• [What the exercise asks] Repeat every record below exactly, but leave out any pictures.

• [Records for this task]
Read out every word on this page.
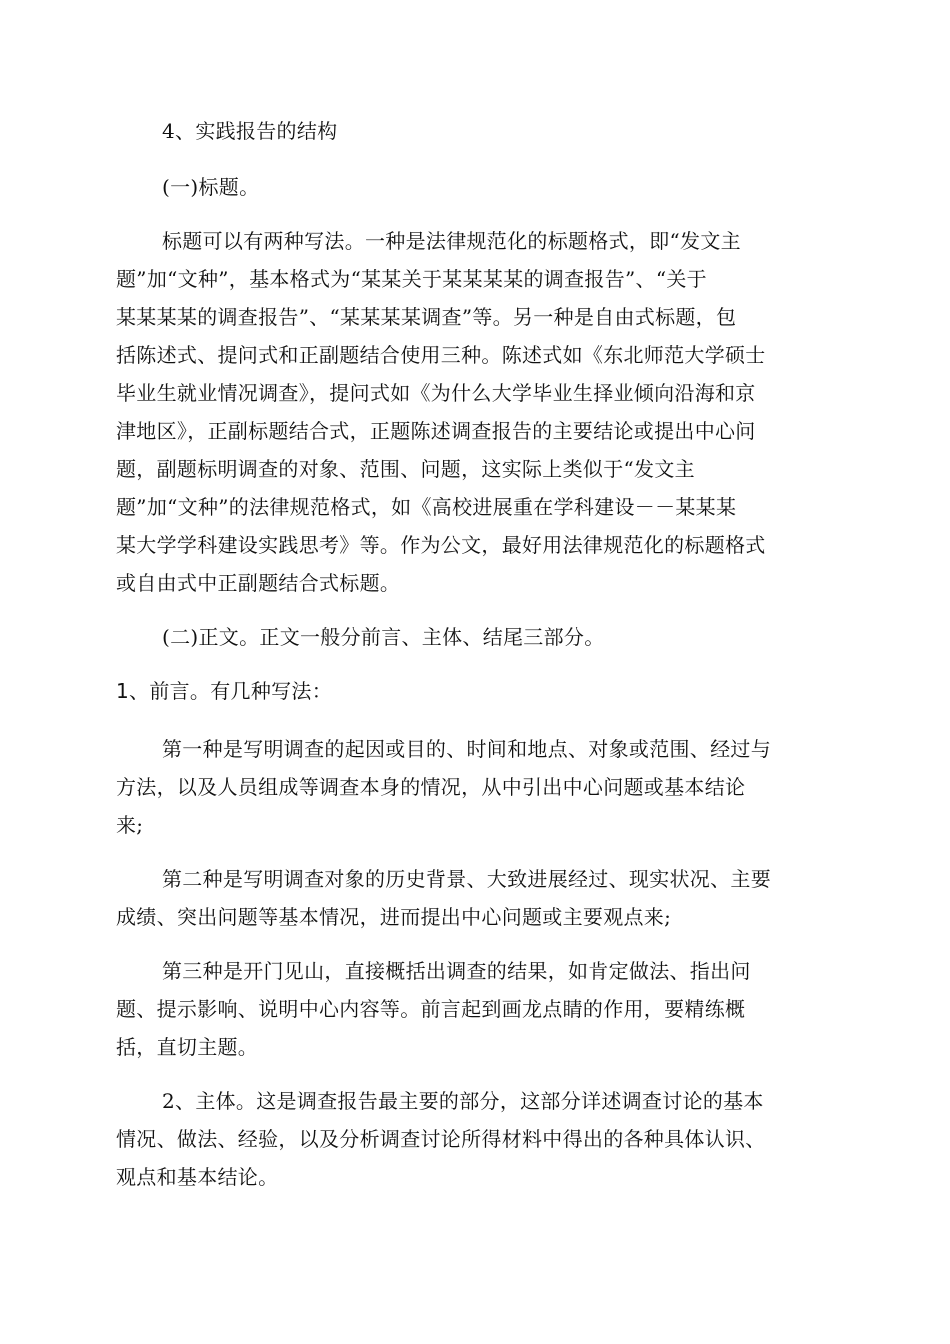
4、实践报告的结构

(一)标题。

标题可以有两种写法。一种是法律规范化的标题格式，即“发文主
题”加“文种”，基本格式为“某某关于某某某某的调查报告”、“关于
某某某某的调查报告”、“某某某某调查”等。另一种是自由式标题，包
括陈述式、提问式和正副题结合使用三种。陈述式如《东北师范大学硕士
毕业生就业情况调查》，提问式如《为什么大学毕业生择业倾向沿海和京
津地区》，正副标题结合式，正题陈述调查报告的主要结论或提出中心问
题，副题标明调查的对象、范围、问题，这实际上类似于“发文主
题”加“文种”的法律规范格式，如《高校进展重在学科建设－－某某某
某大学学科建设实践思考》等。作为公文，最好用法律规范化的标题格式
或自由式中正副题结合式标题。

(二)正文。正文一般分前言、主体、结尾三部分。

1、前言。有几种写法：

第一种是写明调查的起因或目的、时间和地点、对象或范围、经过与
方法，以及人员组成等调查本身的情况，从中引出中心问题或基本结论
来;

第二种是写明调查对象的历史背景、大致进展经过、现实状况、主要
成绩、突出问题等基本情况，进而提出中心问题或主要观点来;

第三种是开门见山，直接概括出调查的结果，如肯定做法、指出问
题、提示影响、说明中心内容等。前言起到画龙点睛的作用，要精练概
括，直切主题。

2、主体。这是调查报告最主要的部分，这部分详述调查讨论的基本
情况、做法、经验，以及分析调查讨论所得材料中得出的各种具体认识、
观点和基本结论。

• [Output for this exercise]
Read out every word on this page.
4、实践报告的结构

(一)标题。

标题可以有两种写法。一种是法律规范化的标题格式，即“发文主
题”加“文种”，基本格式为“某某关于某某某某的调查报告”、“关于
某某某某的调查报告”、“某某某某调查”等。另一种是自由式标题，包
括陈述式、提问式和正副题结合使用三种。陈述式如《东北师范大学硕士
毕业生就业情况调查》，提问式如《为什么大学毕业生择业倾向沿海和京
津地区》，正副标题结合式，正题陈述调查报告的主要结论或提出中心问
题，副题标明调查的对象、范围、问题，这实际上类似于“发文主
题”加“文种”的法律规范格式，如《高校进展重在学科建设－－某某某
某大学学科建设实践思考》等。作为公文，最好用法律规范化的标题格式
或自由式中正副题结合式标题。

(二)正文。正文一般分前言、主体、结尾三部分。

1、前言。有几种写法：

第一种是写明调查的起因或目的、时间和地点、对象或范围、经过与
方法，以及人员组成等调查本身的情况，从中引出中心问题或基本结论
来;

第二种是写明调查对象的历史背景、大致进展经过、现实状况、主要
成绩、突出问题等基本情况，进而提出中心问题或主要观点来;

第三种是开门见山，直接概括出调查的结果，如肯定做法、指出问
题、提示影响、说明中心内容等。前言起到画龙点睛的作用，要精练概
括，直切主题。

2、主体。这是调查报告最主要的部分，这部分详述调查讨论的基本
情况、做法、经验，以及分析调查讨论所得材料中得出的各种具体认识、
观点和基本结论。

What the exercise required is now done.